* The request
All entries are to be quoted exactly; the images stay out of the copy.
===== Available records =====
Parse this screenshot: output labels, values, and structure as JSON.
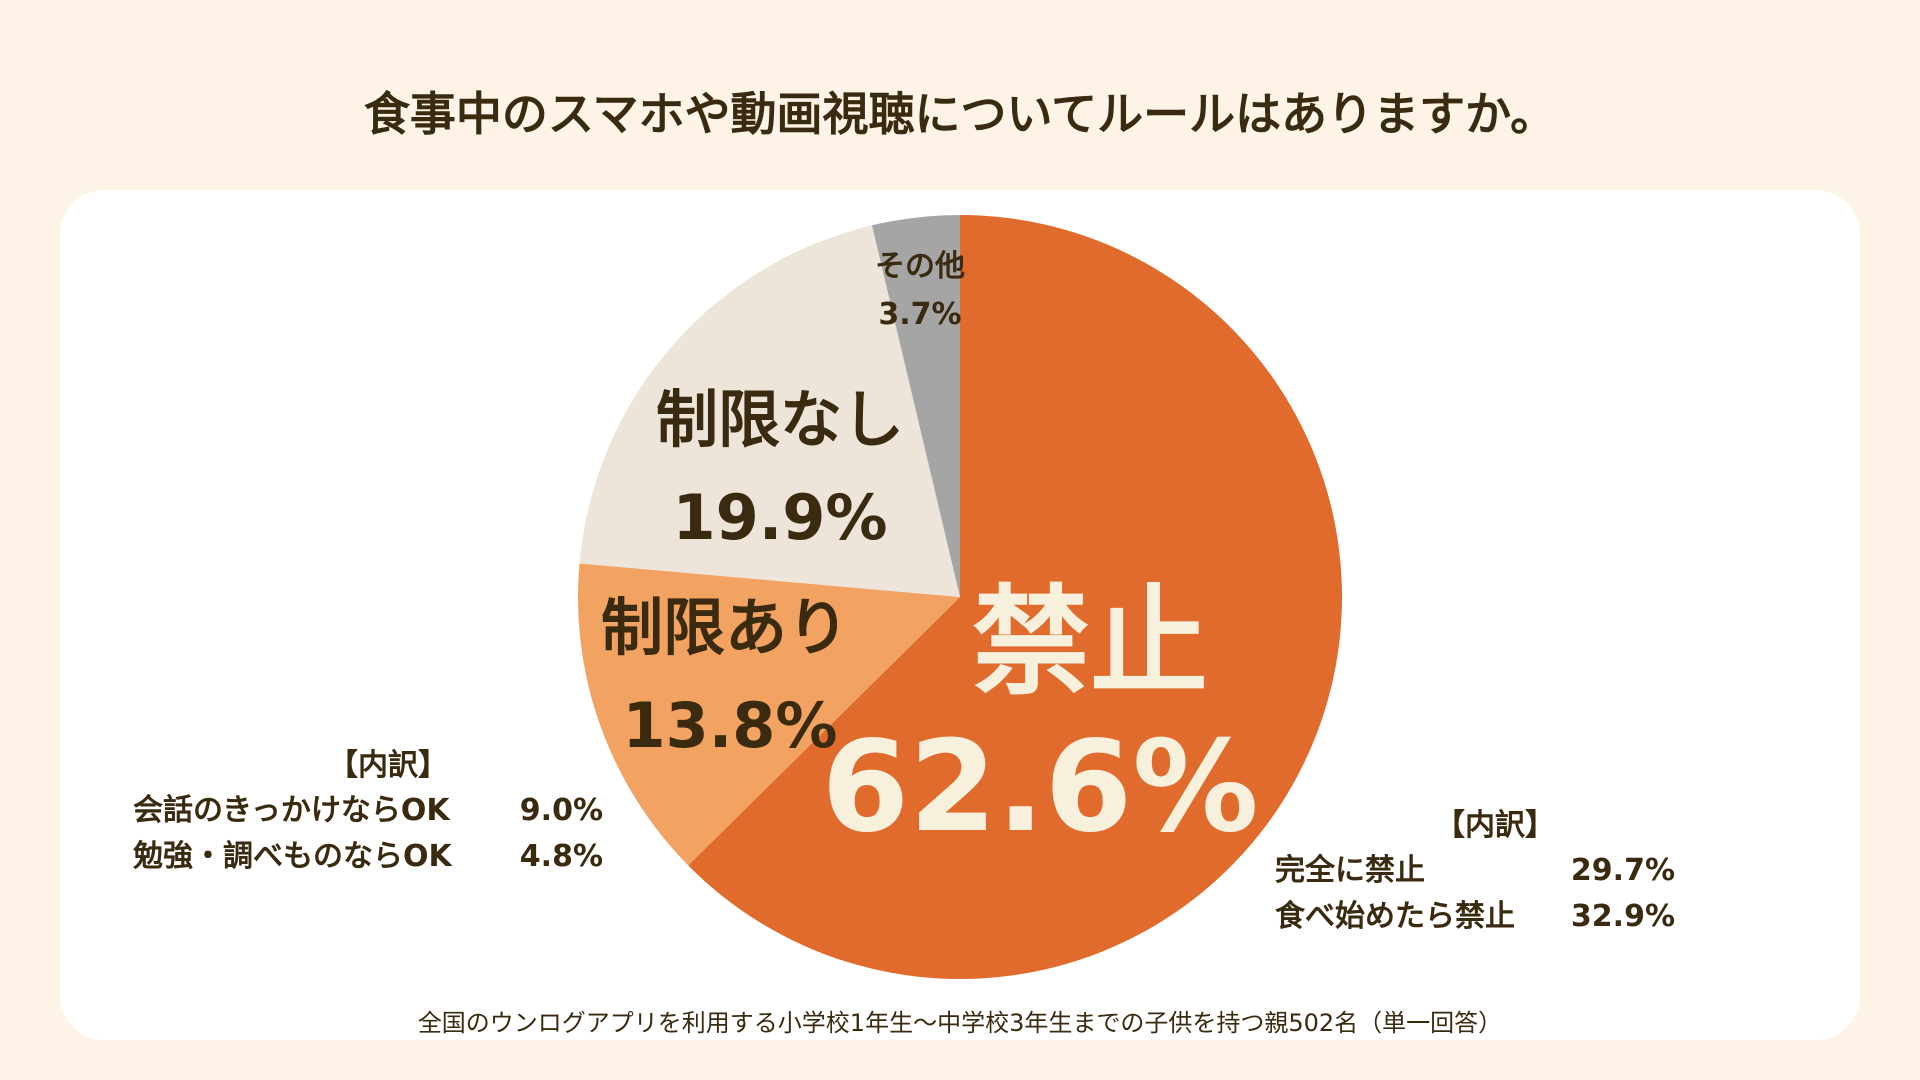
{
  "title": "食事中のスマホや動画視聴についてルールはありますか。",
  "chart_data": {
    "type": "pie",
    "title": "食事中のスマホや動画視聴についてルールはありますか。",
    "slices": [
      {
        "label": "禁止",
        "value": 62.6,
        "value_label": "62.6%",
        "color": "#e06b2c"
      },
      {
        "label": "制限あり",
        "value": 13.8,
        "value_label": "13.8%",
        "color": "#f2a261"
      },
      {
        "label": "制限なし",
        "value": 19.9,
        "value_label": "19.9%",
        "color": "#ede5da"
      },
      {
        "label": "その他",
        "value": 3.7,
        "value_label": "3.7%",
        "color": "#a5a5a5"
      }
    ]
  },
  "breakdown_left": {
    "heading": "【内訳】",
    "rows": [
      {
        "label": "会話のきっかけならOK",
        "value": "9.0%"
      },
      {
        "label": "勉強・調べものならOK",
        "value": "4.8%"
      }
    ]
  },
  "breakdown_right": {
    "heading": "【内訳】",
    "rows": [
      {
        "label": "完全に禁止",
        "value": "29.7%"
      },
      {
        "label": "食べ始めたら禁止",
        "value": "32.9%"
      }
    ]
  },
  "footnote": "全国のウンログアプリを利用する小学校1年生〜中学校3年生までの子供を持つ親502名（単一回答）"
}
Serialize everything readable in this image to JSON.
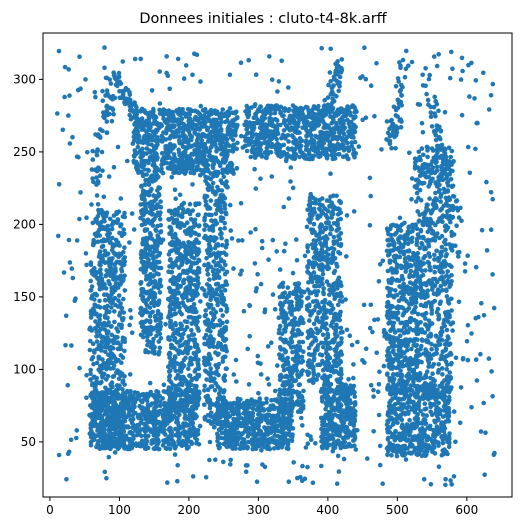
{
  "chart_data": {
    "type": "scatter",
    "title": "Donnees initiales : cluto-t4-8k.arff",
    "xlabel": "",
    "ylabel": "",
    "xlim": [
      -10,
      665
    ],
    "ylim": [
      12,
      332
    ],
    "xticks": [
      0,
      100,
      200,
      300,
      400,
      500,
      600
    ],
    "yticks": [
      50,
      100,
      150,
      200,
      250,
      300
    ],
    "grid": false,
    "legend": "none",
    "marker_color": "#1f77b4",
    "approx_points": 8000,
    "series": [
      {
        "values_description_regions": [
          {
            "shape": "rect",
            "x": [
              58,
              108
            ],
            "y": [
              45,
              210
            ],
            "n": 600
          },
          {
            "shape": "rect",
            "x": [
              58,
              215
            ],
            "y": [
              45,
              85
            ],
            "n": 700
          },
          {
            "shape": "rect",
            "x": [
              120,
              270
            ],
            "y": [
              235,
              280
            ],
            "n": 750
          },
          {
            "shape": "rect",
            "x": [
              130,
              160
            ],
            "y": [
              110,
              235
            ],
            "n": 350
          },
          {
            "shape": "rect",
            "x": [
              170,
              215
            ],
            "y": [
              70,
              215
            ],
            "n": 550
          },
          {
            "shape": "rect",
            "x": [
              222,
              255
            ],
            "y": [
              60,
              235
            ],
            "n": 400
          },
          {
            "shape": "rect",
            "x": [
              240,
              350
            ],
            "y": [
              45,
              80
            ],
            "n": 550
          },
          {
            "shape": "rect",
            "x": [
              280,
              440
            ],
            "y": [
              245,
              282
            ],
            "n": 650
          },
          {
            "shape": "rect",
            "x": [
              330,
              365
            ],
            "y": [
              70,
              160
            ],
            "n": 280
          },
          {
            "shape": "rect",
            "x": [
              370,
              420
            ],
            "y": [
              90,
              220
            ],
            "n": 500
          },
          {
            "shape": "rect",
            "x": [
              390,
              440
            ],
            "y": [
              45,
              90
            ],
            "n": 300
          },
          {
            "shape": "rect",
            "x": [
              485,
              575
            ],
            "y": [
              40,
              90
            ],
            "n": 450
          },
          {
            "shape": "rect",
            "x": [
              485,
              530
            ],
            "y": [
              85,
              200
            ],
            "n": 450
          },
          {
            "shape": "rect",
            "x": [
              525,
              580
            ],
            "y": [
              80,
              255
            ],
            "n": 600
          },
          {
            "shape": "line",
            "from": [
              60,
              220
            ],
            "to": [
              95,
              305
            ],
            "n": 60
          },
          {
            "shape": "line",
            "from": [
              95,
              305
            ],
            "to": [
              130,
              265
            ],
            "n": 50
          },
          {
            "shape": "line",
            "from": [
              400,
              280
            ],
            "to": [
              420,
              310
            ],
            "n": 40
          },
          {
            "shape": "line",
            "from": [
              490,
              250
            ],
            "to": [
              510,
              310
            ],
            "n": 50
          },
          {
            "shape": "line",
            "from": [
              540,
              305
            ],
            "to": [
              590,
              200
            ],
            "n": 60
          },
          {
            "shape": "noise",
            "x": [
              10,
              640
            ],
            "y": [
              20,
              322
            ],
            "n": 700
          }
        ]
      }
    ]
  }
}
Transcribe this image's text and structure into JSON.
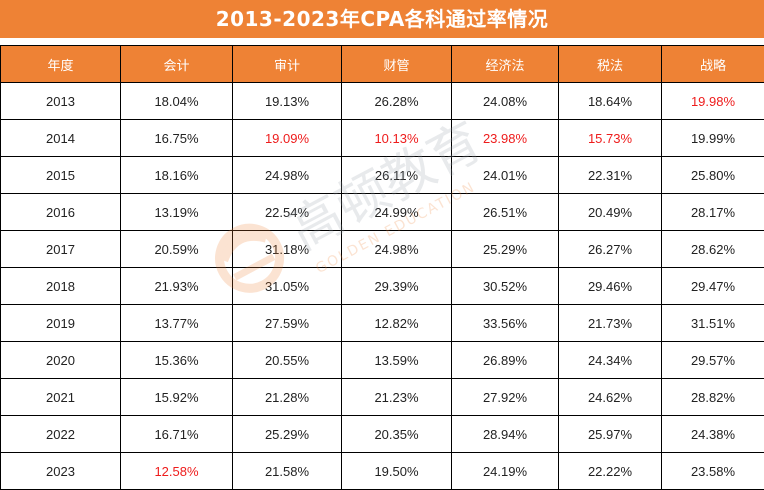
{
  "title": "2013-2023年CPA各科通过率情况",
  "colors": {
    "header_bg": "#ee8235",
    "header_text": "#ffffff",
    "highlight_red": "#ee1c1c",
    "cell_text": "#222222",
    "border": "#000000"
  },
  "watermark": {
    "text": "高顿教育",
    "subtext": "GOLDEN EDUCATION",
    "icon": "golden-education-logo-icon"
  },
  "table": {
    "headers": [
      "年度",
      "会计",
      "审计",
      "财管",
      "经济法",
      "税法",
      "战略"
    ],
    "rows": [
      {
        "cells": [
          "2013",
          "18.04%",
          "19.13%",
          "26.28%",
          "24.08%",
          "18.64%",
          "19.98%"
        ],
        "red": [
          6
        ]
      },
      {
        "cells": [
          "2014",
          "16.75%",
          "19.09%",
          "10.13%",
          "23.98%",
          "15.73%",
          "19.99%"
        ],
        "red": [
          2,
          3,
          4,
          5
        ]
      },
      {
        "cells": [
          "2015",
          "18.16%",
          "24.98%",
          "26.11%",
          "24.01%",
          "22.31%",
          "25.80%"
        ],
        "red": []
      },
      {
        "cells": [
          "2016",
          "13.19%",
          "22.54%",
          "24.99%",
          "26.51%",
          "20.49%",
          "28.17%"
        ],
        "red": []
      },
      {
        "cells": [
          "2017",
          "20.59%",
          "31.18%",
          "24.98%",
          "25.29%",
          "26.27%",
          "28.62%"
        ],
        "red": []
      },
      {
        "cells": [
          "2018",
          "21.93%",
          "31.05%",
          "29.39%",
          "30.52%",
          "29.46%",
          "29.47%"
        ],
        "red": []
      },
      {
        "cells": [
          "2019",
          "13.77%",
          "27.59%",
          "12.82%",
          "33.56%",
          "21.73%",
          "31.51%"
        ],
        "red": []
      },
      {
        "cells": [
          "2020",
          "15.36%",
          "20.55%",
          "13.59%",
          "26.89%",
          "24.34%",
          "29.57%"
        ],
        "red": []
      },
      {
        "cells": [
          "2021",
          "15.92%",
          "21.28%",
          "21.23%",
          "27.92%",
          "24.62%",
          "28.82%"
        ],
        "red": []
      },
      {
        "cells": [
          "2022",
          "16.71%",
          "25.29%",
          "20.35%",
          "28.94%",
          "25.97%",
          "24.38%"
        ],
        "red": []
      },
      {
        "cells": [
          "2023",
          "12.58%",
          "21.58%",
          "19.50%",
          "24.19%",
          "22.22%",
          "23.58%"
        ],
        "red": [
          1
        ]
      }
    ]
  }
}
=====
* Task response
Parse this screenshot: output labels, values, and structure as JSON.
{
  "title": "食事中のスマホや動画視聴についてルールはありますか。",
  "chart_data": {
    "type": "pie",
    "title": "食事中のスマホや動画視聴についてルールはありますか。",
    "slices": [
      {
        "label": "禁止",
        "value": 62.6,
        "value_label": "62.6%",
        "color": "#e06b2c"
      },
      {
        "label": "制限あり",
        "value": 13.8,
        "value_label": "13.8%",
        "color": "#f2a261"
      },
      {
        "label": "制限なし",
        "value": 19.9,
        "value_label": "19.9%",
        "color": "#ede5da"
      },
      {
        "label": "その他",
        "value": 3.7,
        "value_label": "3.7%",
        "color": "#a5a5a5"
      }
    ]
  },
  "breakdown_left": {
    "heading": "【内訳】",
    "rows": [
      {
        "label": "会話のきっかけならOK",
        "value": "9.0%"
      },
      {
        "label": "勉強・調べものならOK",
        "value": "4.8%"
      }
    ]
  },
  "breakdown_right": {
    "heading": "【内訳】",
    "rows": [
      {
        "label": "完全に禁止",
        "value": "29.7%"
      },
      {
        "label": "食べ始めたら禁止",
        "value": "32.9%"
      }
    ]
  },
  "footnote": "全国のウンログアプリを利用する小学校1年生〜中学校3年生までの子供を持つ親502名（単一回答）"
}
Serialize everything readable in this image to JSON.
{
  "chart_data": {
    "type": "scatter",
    "title": "Donnees initiales : cluto-t4-8k.arff",
    "xlabel": "",
    "ylabel": "",
    "xlim": [
      -10,
      665
    ],
    "ylim": [
      12,
      332
    ],
    "xticks": [
      0,
      100,
      200,
      300,
      400,
      500,
      600
    ],
    "yticks": [
      50,
      100,
      150,
      200,
      250,
      300
    ],
    "grid": false,
    "legend": "none",
    "marker_color": "#1f77b4",
    "approx_points": 8000,
    "series": [
      {
        "values_description_regions": [
          {
            "shape": "rect",
            "x": [
              58,
              108
            ],
            "y": [
              45,
              210
            ],
            "n": 600
          },
          {
            "shape": "rect",
            "x": [
              58,
              215
            ],
            "y": [
              45,
              85
            ],
            "n": 700
          },
          {
            "shape": "rect",
            "x": [
              120,
              270
            ],
            "y": [
              235,
              280
            ],
            "n": 750
          },
          {
            "shape": "rect",
            "x": [
              130,
              160
            ],
            "y": [
              110,
              235
            ],
            "n": 350
          },
          {
            "shape": "rect",
            "x": [
              170,
              215
            ],
            "y": [
              70,
              215
            ],
            "n": 550
          },
          {
            "shape": "rect",
            "x": [
              222,
              255
            ],
            "y": [
              60,
              235
            ],
            "n": 400
          },
          {
            "shape": "rect",
            "x": [
              240,
              350
            ],
            "y": [
              45,
              80
            ],
            "n": 550
          },
          {
            "shape": "rect",
            "x": [
              280,
              440
            ],
            "y": [
              245,
              282
            ],
            "n": 650
          },
          {
            "shape": "rect",
            "x": [
              330,
              365
            ],
            "y": [
              70,
              160
            ],
            "n": 280
          },
          {
            "shape": "rect",
            "x": [
              370,
              420
            ],
            "y": [
              90,
              220
            ],
            "n": 500
          },
          {
            "shape": "rect",
            "x": [
              390,
              440
            ],
            "y": [
              45,
              90
            ],
            "n": 300
          },
          {
            "shape": "rect",
            "x": [
              485,
              575
            ],
            "y": [
              40,
              90
            ],
            "n": 450
          },
          {
            "shape": "rect",
            "x": [
              485,
              530
            ],
            "y": [
              85,
              200
            ],
            "n": 450
          },
          {
            "shape": "rect",
            "x": [
              525,
              580
            ],
            "y": [
              80,
              255
            ],
            "n": 600
          },
          {
            "shape": "line",
            "from": [
              60,
              220
            ],
            "to": [
              95,
              305
            ],
            "n": 60
          },
          {
            "shape": "line",
            "from": [
              95,
              305
            ],
            "to": [
              130,
              265
            ],
            "n": 50
          },
          {
            "shape": "line",
            "from": [
              400,
              280
            ],
            "to": [
              420,
              310
            ],
            "n": 40
          },
          {
            "shape": "line",
            "from": [
              490,
              250
            ],
            "to": [
              510,
              310
            ],
            "n": 50
          },
          {
            "shape": "line",
            "from": [
              540,
              305
            ],
            "to": [
              590,
              200
            ],
            "n": 60
          },
          {
            "shape": "noise",
            "x": [
              10,
              640
            ],
            "y": [
              20,
              322
            ],
            "n": 700
          }
        ]
      }
    ]
  }
}
Transcribe this image's text and structure into JSON.
{
  "title": "2013-2023年CPA各科通过率情况",
  "colors": {
    "header_bg": "#ee8235",
    "header_text": "#ffffff",
    "highlight_red": "#ee1c1c",
    "cell_text": "#222222",
    "border": "#000000"
  },
  "watermark": {
    "text": "高顿教育",
    "subtext": "GOLDEN EDUCATION",
    "icon": "golden-education-logo-icon"
  },
  "table": {
    "headers": [
      "年度",
      "会计",
      "审计",
      "财管",
      "经济法",
      "税法",
      "战略"
    ],
    "rows": [
      {
        "cells": [
          "2013",
          "18.04%",
          "19.13%",
          "26.28%",
          "24.08%",
          "18.64%",
          "19.98%"
        ],
        "red": [
          6
        ]
      },
      {
        "cells": [
          "2014",
          "16.75%",
          "19.09%",
          "10.13%",
          "23.98%",
          "15.73%",
          "19.99%"
        ],
        "red": [
          2,
          3,
          4,
          5
        ]
      },
      {
        "cells": [
          "2015",
          "18.16%",
          "24.98%",
          "26.11%",
          "24.01%",
          "22.31%",
          "25.80%"
        ],
        "red": []
      },
      {
        "cells": [
          "2016",
          "13.19%",
          "22.54%",
          "24.99%",
          "26.51%",
          "20.49%",
          "28.17%"
        ],
        "red": []
      },
      {
        "cells": [
          "2017",
          "20.59%",
          "31.18%",
          "24.98%",
          "25.29%",
          "26.27%",
          "28.62%"
        ],
        "red": []
      },
      {
        "cells": [
          "2018",
          "21.93%",
          "31.05%",
          "29.39%",
          "30.52%",
          "29.46%",
          "29.47%"
        ],
        "red": []
      },
      {
        "cells": [
          "2019",
          "13.77%",
          "27.59%",
          "12.82%",
          "33.56%",
          "21.73%",
          "31.51%"
        ],
        "red": []
      },
      {
        "cells": [
          "2020",
          "15.36%",
          "20.55%",
          "13.59%",
          "26.89%",
          "24.34%",
          "29.57%"
        ],
        "red": []
      },
      {
        "cells": [
          "2021",
          "15.92%",
          "21.28%",
          "21.23%",
          "27.92%",
          "24.62%",
          "28.82%"
        ],
        "red": []
      },
      {
        "cells": [
          "2022",
          "16.71%",
          "25.29%",
          "20.35%",
          "28.94%",
          "25.97%",
          "24.38%"
        ],
        "red": []
      },
      {
        "cells": [
          "2023",
          "12.58%",
          "21.58%",
          "19.50%",
          "24.19%",
          "22.22%",
          "23.58%"
        ],
        "red": [
          1
        ]
      }
    ]
  }
}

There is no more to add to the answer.